**GIVEN TASK**
Print the records below line for line without changing anything, and leave the pictures out.

**INFORMATION PROVIDED**
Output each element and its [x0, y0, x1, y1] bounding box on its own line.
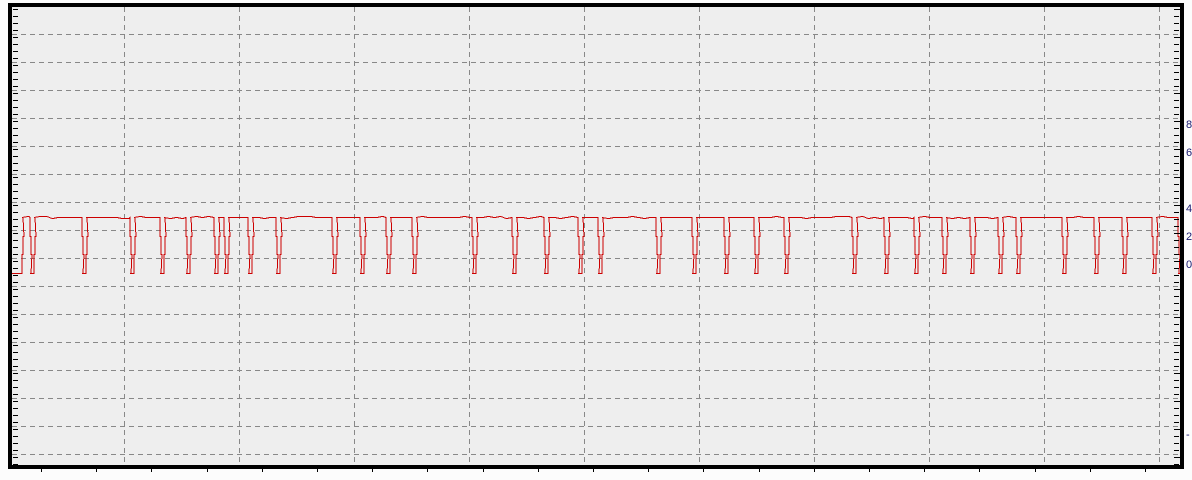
- y-axis-right-ticks: [1174, 9, 1181, 465]
- y-tick-label: 8: [1186, 119, 1192, 131]
- y-tick-label: 4: [1186, 203, 1192, 215]
- y-tick-label: -: [1186, 429, 1190, 441]
- y-tick-label: 6: [1186, 147, 1192, 159]
- signal-trace: [12, 216, 1180, 274]
- y-axis-tick-labels: 8 6 4 2 0 -: [1186, 0, 1192, 480]
- gridlines: [12, 7, 1180, 465]
- y-tick-label: 2: [1186, 231, 1192, 243]
- y-axis-left-ticks: [13, 9, 18, 465]
- plot-area: [12, 7, 1180, 465]
- plot-frame: [8, 3, 1184, 469]
- y-tick-label: 0: [1186, 259, 1192, 271]
- x-axis-bottom-ticks: [41, 465, 1146, 472]
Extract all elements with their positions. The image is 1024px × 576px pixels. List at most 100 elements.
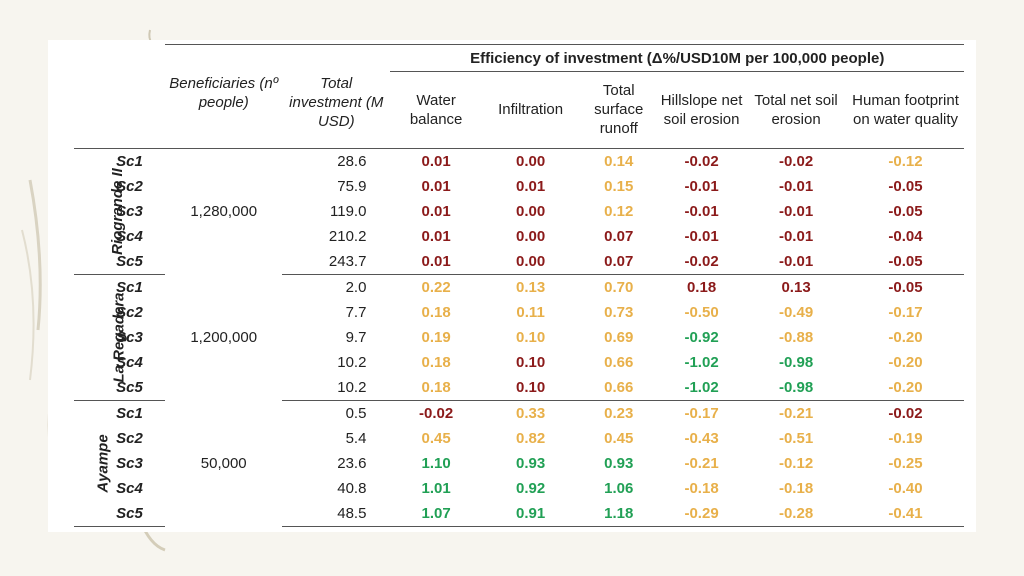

**RESPONSE TO THE EXERCISE**
Output each element and its [x0, y0, x1, y1] bounding box on its own line.
- y-axis-right-ticks: [1174, 9, 1181, 465]
- y-tick-label: 8: [1186, 119, 1192, 131]
- y-tick-label: 4: [1186, 203, 1192, 215]
- y-tick-label: -: [1186, 429, 1190, 441]
- y-tick-label: 6: [1186, 147, 1192, 159]
- signal-trace: [12, 216, 1180, 274]
- y-axis-tick-labels: 8 6 4 2 0 -: [1186, 0, 1192, 480]
- gridlines: [12, 7, 1180, 465]
- y-tick-label: 2: [1186, 231, 1192, 243]
- y-axis-left-ticks: [13, 9, 18, 465]
- plot-area: [12, 7, 1180, 465]
- plot-frame: [8, 3, 1184, 469]
- y-tick-label: 0: [1186, 259, 1192, 271]
- x-axis-bottom-ticks: [41, 465, 1146, 472]
Extract all elements with their positions. The image is 1024px × 576px pixels. List at most 100 elements.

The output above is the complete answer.